#### [TRECHO CITADO]
Carro elétrico

[Opinião] Etanol como alternativa a veículos elétricos representa um futuro promissor


NovaCana - 20 ago 2021 - 11:56

Por José R. Moreira* e José Goldemberg**

A eletrificação total da frota mundial de transporte tem sido apresentada como uma solução do problema das emissões de carbono que se origina dos automóveis e caminhões.

No modelo mais simples, os motores de combustão interna são eliminados e substituídos por bancos de baterias que garantiriam a autonomia necessária a estes veículos. A recarga das baterias necessitaria, é claro, de fontes de eletricidades renovável. Caso esta energia se origine da queima de fontes fósseis em usinas termelétricas, as emissões dos meios de transporte seriam substituídas pelas emissões das usinas termelétricas.

É difícil fazer uma recarga a partir de fontes renováveis em países como os Estados Unidos, Alemanha, Japão, Rússia e outros, onde a maioria da eletricidade é produzida queimando combustíveis fósseis. A substituição por fontes renováveis permanece como um problema de difícil solução.

Sucede que existem alternativas para a eliminação do uso de gasolina em automóveis que são vantajosas em relação ao uso de baterias. A mais atraente delas é o uso do etanol da cana-de-açúcar, do qual o Brasil é o maior produtor mundial.

As emissões que ocorrem quando se produz etanol são de três tipos: emissões diretas decorrentes da plantação, cultivo, colheita e transporte da cana; emissões diretas decorrentes da perturbação no uso do solo onde a cana de açúcar é plantada (LUC); e emissões indiretas que ocorrem em outros locais, causadas pelo cultivo que eventualmente foi deslocado pela cultura da cana (ILUC).

#### [INSTRUÇÕES]
a) Diga se cada afirmação a seguir está de acordo com o artigo sobre o etanol, respondendo sim ou não e citando literalmente as palavras do artigo que decidem a questão. (i) O Brasil é o maior produtor mundial de etanol de cana-de-açúcar. (ii) Nos Estados Unidos e na Alemanha, a maior parte da eletricidade vem de fontes renováveis. (iii) As emissões chamadas de ILUC são classificadas como diretas.
b) Escreva a sequência do artigo sobre o etanol, começando logo após a última frase apresentada.

#### [Registros extraídos de uma coleção]
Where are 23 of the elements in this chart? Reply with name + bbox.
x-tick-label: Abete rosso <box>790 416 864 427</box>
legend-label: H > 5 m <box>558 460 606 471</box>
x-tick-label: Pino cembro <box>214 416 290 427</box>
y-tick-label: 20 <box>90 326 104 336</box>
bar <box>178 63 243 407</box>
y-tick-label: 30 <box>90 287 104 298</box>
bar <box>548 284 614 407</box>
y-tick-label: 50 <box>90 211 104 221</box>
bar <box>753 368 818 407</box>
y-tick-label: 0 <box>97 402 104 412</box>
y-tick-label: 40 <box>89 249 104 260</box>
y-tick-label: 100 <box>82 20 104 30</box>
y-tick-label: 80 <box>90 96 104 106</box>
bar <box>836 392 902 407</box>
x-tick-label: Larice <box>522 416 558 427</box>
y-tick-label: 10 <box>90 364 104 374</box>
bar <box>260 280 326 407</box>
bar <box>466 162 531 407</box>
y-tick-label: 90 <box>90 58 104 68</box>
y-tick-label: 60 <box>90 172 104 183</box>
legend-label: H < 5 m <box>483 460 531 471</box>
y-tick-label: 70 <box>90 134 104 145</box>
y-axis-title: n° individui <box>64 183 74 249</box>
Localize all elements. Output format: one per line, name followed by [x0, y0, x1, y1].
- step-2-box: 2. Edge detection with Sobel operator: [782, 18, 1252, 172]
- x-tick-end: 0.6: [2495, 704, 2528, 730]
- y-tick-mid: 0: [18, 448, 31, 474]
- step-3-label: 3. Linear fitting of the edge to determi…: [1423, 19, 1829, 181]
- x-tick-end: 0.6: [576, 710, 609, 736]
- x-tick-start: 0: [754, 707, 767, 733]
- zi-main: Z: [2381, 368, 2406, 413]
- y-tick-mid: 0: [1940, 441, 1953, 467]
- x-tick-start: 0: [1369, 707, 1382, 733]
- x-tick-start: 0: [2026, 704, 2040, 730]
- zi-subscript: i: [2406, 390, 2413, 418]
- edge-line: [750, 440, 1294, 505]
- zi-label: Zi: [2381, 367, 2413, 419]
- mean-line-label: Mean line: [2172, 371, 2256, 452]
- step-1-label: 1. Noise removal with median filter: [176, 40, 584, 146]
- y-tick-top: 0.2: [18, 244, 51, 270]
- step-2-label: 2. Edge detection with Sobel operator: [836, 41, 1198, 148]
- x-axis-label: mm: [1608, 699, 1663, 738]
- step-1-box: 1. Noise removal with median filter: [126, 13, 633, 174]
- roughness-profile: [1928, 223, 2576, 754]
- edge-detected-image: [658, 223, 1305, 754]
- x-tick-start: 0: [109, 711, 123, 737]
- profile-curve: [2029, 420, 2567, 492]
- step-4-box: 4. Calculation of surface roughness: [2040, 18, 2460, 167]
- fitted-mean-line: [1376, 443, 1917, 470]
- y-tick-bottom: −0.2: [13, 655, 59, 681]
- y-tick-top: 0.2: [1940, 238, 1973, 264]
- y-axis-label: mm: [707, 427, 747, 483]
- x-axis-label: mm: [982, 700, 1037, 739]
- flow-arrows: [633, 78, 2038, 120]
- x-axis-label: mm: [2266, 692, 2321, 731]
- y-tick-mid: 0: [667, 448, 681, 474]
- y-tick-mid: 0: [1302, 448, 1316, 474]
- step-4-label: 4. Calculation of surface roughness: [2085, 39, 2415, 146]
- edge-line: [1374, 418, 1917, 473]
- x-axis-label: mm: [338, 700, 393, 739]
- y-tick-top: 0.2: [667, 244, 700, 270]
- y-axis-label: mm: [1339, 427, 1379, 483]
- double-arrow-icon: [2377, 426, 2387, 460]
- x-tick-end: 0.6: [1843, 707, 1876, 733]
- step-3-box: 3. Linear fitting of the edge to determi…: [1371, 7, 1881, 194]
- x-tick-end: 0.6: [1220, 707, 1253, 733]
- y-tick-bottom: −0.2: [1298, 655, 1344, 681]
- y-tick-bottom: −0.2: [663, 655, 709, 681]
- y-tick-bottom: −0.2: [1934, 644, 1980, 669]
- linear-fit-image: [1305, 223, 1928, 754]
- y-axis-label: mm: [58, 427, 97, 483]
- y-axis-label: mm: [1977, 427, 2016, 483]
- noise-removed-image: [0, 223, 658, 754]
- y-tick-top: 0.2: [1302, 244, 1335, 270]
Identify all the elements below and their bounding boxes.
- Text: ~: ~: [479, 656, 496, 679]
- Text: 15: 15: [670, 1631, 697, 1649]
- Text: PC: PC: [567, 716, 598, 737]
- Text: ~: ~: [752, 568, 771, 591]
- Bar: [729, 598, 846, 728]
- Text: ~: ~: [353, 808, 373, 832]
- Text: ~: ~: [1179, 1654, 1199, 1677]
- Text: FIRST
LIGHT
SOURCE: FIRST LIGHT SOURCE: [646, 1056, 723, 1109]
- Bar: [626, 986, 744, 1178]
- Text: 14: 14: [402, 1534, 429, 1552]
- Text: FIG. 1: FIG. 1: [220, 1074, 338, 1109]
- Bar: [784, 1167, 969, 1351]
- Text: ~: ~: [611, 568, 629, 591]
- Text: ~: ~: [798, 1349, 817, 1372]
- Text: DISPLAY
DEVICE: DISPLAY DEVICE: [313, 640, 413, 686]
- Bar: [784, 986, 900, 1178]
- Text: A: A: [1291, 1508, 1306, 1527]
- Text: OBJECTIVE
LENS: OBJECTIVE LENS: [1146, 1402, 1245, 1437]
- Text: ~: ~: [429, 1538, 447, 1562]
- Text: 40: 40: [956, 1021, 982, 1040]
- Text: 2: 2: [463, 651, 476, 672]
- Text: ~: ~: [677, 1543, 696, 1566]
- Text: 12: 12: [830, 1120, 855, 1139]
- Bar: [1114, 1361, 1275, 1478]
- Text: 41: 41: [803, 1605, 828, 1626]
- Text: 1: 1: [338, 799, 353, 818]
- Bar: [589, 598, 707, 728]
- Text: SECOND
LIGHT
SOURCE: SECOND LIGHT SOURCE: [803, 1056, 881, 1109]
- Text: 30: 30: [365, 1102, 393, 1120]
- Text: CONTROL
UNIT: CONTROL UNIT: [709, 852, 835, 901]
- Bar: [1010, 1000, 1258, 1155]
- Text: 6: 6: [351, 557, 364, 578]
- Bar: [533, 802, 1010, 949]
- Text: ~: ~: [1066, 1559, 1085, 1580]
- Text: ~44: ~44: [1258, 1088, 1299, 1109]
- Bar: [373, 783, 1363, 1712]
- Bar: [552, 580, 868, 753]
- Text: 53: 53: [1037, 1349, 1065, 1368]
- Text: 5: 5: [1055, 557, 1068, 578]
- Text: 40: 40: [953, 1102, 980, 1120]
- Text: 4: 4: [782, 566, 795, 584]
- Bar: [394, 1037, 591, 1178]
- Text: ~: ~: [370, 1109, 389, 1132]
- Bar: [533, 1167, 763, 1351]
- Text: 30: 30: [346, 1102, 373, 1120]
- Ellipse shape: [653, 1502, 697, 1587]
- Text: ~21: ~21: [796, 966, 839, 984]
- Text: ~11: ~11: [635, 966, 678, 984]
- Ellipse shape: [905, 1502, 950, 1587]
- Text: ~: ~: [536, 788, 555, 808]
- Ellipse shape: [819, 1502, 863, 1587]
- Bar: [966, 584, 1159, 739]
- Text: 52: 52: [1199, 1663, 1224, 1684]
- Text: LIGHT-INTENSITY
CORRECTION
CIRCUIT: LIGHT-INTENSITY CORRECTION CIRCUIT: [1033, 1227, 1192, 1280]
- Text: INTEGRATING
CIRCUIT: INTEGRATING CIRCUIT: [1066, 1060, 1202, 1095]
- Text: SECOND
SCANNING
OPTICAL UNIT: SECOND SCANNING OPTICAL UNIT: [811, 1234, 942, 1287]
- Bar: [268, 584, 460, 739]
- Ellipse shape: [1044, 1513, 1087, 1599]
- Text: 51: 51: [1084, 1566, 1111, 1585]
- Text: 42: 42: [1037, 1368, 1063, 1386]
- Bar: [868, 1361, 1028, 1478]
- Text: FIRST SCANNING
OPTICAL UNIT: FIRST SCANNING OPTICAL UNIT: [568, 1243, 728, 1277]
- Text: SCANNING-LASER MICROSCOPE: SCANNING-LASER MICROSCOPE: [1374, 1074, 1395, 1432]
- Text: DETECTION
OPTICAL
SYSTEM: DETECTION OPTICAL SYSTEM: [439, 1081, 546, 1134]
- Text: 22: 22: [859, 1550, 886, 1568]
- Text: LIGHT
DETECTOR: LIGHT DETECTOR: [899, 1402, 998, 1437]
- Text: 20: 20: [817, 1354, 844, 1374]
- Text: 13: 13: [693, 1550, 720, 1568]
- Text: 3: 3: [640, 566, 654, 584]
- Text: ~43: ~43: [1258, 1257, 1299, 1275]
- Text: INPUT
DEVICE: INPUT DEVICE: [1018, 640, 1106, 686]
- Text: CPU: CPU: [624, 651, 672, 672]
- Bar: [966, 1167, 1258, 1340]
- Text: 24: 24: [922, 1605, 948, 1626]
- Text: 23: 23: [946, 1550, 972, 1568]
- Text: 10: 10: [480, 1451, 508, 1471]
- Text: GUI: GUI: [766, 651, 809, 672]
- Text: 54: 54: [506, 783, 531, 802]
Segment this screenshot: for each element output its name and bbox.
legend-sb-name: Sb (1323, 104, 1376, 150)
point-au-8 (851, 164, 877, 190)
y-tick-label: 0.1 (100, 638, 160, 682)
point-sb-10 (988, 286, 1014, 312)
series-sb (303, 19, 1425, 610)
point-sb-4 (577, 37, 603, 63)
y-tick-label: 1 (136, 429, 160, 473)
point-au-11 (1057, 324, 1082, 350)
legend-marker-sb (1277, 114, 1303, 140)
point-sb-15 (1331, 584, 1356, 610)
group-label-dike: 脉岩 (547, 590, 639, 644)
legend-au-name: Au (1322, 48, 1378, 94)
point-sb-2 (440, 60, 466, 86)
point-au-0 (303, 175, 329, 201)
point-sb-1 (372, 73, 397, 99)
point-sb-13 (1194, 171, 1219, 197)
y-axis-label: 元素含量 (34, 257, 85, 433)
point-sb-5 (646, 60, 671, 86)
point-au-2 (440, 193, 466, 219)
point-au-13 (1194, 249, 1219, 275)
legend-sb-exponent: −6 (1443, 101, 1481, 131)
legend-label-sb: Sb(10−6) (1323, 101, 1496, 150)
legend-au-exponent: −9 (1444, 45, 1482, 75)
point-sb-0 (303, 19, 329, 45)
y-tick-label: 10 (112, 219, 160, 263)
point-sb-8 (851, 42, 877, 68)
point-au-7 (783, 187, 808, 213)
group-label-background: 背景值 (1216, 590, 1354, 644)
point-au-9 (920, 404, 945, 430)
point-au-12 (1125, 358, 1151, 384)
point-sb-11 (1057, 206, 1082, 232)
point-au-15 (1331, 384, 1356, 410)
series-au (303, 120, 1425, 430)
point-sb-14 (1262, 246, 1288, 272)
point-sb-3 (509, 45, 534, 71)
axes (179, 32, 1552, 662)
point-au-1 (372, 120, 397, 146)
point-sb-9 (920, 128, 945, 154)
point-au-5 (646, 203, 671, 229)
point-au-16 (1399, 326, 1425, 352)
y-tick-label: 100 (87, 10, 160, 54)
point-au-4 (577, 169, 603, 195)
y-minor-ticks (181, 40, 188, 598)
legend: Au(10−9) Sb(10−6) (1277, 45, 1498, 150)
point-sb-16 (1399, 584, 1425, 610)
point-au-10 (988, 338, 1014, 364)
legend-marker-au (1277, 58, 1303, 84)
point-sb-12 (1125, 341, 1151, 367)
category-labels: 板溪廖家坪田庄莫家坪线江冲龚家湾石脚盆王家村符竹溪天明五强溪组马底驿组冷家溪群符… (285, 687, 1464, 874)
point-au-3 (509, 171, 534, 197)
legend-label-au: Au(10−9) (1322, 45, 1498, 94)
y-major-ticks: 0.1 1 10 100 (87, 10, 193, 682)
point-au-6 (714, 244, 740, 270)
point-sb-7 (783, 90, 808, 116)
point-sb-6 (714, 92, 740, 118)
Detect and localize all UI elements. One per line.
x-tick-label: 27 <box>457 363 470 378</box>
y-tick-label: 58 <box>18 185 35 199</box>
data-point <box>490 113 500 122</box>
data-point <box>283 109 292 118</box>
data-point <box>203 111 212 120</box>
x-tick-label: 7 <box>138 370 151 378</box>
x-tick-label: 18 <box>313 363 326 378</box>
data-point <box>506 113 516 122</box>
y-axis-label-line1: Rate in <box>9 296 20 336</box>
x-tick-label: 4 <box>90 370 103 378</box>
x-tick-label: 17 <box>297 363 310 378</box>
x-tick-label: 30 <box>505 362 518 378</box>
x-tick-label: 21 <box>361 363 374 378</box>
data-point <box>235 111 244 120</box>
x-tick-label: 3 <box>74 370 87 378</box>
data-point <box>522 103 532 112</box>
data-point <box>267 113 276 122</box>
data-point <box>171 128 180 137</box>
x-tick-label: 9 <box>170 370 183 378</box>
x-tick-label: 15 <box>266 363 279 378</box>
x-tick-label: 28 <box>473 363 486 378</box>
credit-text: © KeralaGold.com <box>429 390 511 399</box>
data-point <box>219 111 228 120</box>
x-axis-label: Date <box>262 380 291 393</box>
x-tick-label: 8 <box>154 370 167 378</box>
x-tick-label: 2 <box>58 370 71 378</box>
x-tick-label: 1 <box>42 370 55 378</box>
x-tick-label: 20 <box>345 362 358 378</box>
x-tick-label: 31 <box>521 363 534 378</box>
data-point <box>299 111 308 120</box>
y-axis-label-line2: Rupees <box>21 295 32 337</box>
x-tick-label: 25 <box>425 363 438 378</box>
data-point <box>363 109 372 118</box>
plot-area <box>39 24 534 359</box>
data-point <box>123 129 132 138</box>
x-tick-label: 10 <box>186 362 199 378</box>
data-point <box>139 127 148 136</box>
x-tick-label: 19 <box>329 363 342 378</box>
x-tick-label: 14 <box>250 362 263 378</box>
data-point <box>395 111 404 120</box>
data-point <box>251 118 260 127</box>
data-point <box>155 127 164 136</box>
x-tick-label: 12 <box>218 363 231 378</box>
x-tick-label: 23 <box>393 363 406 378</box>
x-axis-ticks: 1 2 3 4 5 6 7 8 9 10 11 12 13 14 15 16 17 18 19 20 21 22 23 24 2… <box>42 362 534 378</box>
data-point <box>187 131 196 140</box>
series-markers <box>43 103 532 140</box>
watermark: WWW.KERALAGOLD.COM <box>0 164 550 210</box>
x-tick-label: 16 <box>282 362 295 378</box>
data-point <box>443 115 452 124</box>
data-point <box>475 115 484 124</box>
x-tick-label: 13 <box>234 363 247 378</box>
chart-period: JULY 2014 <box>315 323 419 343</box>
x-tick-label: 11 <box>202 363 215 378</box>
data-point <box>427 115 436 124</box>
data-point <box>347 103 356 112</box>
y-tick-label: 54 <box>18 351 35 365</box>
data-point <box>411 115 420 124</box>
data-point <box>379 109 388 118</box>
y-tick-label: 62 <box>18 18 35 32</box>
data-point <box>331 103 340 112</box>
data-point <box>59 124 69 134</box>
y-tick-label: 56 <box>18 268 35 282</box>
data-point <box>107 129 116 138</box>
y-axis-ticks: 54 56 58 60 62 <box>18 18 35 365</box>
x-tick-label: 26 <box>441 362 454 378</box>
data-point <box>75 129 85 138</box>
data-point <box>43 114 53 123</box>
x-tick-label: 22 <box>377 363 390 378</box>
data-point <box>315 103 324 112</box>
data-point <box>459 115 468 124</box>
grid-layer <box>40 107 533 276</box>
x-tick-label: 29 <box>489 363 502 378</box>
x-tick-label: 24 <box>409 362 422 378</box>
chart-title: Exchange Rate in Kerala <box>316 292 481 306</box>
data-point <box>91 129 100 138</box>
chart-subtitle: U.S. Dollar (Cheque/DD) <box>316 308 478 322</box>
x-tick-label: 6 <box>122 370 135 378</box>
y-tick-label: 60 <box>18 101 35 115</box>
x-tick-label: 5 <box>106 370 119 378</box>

#### [RESPOSTAS FORNECIDAS]
a)
(i) Sim: "do qual o Brasil é o maior produtor mundial".
(ii) Não: "onde a maioria da eletricidade é produzida queimando combustíveis fósseis".
(iii) Não: "e emissões indiretas que ocorrem em outros locais, causadas pelo cultivo que eventualmente foi deslocado pela cultura da cana (ILUC)".

b)
Usando etanol de cana-de-açúcar, como atualmente ocorre no Brasil, é possível obter reduções de cerca de 50% nas emissões de carbono de veículos automotores considerando todo o ciclo de vida do processo quando comparado com o uso de gasolina. Neste ciclo de vida se consideram as emissões diretas, o LUC e o ILUC.

Mais ainda pode ser feito para aumentar a sustentabilidade ambiental do etanol usando veículos híbridos do tipo plug in com motores flex, pois a quantidade de etanol requerida é menor do que nos veículos tradicionais visto que a energia usada é compartilhada entre o combustível e a eletricidade. Além disso, a eletricidade usada pode vir parcialmente ou totalmente das usinas de cana, pois elas geram eletricidade usando bagaço da cana.

Outra oportunidade que pode ser explorada está ligada ao aumento da eficiência dos motores a etanol. Como é largamente discutido na literatura científica e sempre mensurado, por exemplo, pelo aplicativo de valoração comparativa de gasolina e etanol desenvolvido pela Volkswagen no Brasil, esta oportunidade vai permitir que o etanol possa atingir eficiência igual à da gasolina quando medida em litros por quilômetros rodados.

Os produtores de cana e as usinas de etanol podem colaborar de forma significativa na redução das emissões de etanol por meio da otimização do tempo de reforma dos canaviais, da utilização de colhedoras mais apropriadas para a cana e com a migração para irrigação. Quanto às usinas, elas poderiam aumentar a eficiência na produção de eletricidade produzida usando caldeiras de alta pressão e resíduos de cana após o tratamento físico e químico da palha, além de operar seus geradores de eletricidade durante a entressafra usando biomassa complementar.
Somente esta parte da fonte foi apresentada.